--- Written instruction ---
Where a line holds the string "услуг", return that line.

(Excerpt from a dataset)
>> begin
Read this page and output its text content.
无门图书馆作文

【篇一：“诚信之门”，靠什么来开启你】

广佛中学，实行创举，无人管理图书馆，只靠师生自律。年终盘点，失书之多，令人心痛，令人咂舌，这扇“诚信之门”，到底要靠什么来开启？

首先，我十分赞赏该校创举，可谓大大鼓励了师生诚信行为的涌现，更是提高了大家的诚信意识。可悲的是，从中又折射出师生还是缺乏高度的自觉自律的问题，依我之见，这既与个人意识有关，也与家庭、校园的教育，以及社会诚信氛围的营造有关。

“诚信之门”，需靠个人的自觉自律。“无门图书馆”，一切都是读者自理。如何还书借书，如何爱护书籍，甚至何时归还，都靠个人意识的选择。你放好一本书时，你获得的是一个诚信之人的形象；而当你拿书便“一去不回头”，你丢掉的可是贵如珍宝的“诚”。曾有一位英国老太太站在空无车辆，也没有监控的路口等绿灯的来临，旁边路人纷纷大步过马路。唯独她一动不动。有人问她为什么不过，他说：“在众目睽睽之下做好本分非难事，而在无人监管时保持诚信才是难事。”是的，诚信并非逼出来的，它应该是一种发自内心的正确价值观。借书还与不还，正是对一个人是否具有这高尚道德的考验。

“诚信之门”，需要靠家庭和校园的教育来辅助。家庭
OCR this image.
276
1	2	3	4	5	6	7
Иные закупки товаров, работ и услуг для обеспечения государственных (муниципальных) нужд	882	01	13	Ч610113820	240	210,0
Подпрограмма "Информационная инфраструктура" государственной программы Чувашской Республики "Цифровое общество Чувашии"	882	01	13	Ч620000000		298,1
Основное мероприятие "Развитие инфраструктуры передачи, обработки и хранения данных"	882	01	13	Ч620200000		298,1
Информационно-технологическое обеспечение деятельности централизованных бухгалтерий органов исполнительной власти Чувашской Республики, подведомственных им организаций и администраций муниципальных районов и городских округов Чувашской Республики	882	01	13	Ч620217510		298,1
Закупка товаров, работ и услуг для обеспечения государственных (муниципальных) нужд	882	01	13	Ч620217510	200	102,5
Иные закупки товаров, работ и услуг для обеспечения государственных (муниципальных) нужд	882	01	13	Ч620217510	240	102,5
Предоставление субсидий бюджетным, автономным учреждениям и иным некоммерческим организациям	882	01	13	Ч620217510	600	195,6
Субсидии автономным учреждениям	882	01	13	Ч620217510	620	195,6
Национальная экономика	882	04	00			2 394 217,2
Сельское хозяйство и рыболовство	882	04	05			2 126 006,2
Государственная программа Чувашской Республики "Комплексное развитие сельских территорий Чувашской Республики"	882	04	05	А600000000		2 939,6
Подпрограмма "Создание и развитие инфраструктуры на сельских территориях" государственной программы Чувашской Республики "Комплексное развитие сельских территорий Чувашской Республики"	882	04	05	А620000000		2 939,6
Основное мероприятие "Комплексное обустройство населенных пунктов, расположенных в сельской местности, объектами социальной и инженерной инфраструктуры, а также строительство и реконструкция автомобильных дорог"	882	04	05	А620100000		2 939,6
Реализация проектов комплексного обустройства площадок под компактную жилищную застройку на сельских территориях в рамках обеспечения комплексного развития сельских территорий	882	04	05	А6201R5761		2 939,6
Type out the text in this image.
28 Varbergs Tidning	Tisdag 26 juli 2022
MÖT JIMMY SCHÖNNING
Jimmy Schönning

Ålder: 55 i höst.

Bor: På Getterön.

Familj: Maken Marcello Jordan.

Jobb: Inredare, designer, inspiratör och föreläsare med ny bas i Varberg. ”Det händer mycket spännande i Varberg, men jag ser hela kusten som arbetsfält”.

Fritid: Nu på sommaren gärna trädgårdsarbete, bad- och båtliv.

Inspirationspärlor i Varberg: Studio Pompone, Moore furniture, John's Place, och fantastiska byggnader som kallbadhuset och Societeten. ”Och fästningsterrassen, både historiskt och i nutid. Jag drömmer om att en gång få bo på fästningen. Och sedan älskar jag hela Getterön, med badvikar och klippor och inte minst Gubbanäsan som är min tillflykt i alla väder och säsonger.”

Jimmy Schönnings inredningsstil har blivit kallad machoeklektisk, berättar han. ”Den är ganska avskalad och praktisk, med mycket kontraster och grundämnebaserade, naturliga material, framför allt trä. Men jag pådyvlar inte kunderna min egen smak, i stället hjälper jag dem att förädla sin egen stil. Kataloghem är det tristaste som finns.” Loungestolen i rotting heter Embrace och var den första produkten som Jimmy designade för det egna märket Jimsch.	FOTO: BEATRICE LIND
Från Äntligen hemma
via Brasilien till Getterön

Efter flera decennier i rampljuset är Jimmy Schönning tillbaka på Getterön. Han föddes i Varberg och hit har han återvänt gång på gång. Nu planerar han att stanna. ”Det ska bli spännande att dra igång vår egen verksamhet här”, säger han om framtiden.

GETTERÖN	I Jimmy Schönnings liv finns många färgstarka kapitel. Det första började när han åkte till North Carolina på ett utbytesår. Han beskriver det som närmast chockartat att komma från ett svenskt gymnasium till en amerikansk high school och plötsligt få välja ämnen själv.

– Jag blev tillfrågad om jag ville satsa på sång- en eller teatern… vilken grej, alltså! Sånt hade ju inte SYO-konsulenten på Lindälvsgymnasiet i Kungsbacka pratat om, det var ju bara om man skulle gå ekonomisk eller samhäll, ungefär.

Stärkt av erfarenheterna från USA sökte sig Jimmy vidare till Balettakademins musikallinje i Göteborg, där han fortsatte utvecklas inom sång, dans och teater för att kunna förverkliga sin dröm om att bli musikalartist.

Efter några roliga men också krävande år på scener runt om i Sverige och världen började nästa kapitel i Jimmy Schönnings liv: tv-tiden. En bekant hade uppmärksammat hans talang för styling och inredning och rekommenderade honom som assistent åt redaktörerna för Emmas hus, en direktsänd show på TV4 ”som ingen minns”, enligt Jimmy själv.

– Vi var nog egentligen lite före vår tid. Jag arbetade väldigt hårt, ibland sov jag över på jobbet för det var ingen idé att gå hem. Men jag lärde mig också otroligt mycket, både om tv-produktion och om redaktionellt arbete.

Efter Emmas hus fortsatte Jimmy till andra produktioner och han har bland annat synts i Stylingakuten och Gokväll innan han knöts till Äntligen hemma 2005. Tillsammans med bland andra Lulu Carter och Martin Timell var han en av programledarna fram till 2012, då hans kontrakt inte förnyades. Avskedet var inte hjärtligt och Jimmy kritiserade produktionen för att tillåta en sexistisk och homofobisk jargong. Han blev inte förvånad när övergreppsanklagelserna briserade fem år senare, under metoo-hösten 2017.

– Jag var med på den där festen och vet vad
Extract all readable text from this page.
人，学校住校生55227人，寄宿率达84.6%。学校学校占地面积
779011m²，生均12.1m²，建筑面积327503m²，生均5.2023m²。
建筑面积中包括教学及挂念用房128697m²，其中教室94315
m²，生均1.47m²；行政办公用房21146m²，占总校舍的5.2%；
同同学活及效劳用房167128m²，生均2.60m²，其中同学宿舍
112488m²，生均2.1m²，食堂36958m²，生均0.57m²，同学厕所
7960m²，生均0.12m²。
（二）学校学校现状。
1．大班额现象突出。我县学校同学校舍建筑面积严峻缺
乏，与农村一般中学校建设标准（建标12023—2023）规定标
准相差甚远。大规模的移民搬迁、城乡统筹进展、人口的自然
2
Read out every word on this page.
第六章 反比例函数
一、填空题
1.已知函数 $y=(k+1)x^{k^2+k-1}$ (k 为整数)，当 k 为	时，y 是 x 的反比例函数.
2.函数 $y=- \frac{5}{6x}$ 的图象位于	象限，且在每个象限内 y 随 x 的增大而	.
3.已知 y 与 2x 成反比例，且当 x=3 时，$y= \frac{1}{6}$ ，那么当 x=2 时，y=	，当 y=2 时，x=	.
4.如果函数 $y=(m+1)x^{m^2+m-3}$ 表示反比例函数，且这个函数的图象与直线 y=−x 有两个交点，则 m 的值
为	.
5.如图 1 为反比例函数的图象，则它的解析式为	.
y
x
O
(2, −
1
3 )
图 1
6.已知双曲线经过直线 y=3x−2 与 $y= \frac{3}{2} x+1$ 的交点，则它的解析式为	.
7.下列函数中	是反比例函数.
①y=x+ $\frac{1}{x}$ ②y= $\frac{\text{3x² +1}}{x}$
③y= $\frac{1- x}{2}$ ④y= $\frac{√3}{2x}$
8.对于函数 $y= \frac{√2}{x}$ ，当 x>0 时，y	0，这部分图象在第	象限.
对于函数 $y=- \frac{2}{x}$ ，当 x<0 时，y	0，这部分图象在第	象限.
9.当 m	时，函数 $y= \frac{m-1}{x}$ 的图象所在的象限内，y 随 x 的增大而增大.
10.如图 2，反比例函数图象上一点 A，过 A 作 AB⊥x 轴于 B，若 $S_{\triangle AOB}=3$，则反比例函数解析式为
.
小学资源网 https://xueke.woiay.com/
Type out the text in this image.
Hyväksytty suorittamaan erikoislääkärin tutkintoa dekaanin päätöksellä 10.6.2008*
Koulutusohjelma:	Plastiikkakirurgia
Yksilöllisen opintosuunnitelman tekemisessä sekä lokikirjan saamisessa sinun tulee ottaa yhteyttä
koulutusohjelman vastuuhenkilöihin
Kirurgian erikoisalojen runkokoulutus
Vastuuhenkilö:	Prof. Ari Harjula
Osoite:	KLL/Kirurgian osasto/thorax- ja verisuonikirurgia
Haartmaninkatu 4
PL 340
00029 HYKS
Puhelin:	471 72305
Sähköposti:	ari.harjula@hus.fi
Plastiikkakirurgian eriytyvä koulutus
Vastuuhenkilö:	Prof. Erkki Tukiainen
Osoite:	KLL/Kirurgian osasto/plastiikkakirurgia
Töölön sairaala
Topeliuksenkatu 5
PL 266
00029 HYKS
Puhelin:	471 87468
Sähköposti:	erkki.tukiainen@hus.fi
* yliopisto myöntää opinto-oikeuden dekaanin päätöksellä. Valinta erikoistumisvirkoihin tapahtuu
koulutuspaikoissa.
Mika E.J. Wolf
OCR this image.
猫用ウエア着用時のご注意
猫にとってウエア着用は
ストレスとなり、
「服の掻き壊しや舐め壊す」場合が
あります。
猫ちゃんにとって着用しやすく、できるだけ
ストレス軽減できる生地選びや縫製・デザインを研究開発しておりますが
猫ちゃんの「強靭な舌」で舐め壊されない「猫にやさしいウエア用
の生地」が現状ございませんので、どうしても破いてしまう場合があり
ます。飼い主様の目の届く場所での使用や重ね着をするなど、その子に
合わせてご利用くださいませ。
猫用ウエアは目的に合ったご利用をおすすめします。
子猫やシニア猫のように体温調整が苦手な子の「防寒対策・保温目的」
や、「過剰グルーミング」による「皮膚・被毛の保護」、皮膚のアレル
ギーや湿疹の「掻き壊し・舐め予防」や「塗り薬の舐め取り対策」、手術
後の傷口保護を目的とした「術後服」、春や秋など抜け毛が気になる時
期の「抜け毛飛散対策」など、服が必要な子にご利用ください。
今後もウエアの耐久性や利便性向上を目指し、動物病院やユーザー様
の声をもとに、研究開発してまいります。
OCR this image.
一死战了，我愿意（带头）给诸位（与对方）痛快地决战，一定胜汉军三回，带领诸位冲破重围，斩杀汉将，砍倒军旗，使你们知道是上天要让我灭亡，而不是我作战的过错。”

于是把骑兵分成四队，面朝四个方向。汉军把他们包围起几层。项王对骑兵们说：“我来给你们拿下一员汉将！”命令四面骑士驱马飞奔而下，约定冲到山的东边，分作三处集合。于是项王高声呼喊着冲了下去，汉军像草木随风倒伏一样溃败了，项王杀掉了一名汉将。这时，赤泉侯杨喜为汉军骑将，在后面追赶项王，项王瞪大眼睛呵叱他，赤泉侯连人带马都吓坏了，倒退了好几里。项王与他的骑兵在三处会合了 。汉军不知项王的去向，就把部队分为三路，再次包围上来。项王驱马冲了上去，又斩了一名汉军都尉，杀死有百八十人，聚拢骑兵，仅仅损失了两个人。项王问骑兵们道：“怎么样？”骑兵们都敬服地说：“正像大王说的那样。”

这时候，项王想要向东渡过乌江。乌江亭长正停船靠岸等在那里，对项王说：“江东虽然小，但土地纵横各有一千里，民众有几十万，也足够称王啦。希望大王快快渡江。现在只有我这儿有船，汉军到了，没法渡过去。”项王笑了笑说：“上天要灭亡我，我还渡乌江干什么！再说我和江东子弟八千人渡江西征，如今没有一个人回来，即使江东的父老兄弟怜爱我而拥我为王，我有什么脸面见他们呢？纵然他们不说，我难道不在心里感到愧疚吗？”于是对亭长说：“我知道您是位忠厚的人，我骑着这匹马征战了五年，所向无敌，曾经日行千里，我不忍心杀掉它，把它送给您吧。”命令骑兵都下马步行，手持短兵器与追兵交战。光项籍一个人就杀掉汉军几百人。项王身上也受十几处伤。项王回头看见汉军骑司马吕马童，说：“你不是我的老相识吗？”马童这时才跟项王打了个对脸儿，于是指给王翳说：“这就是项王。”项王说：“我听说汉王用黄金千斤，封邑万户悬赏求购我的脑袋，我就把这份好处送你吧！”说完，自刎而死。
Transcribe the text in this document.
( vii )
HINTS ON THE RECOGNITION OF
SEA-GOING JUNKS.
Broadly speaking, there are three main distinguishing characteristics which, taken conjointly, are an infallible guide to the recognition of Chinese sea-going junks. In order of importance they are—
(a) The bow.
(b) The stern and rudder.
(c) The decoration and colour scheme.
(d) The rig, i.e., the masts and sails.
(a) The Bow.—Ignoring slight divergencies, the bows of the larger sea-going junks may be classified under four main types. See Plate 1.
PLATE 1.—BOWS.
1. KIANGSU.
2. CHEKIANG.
>> end
--- Complete answer ---
Иные закупки товаров, работ и услуг для обеспечения государственных (муниципальных) нужд	882	01	13	Ч610113820	240	210,0
Закупка товаров, работ и услуг для обеспечения государственных (муниципальных) нужд	882	01	13	Ч620217510	200	102,5
Иные закупки товаров, работ и услуг для обеспечения государственных (муниципальных) нужд	882	01	13	Ч620217510	240	102,5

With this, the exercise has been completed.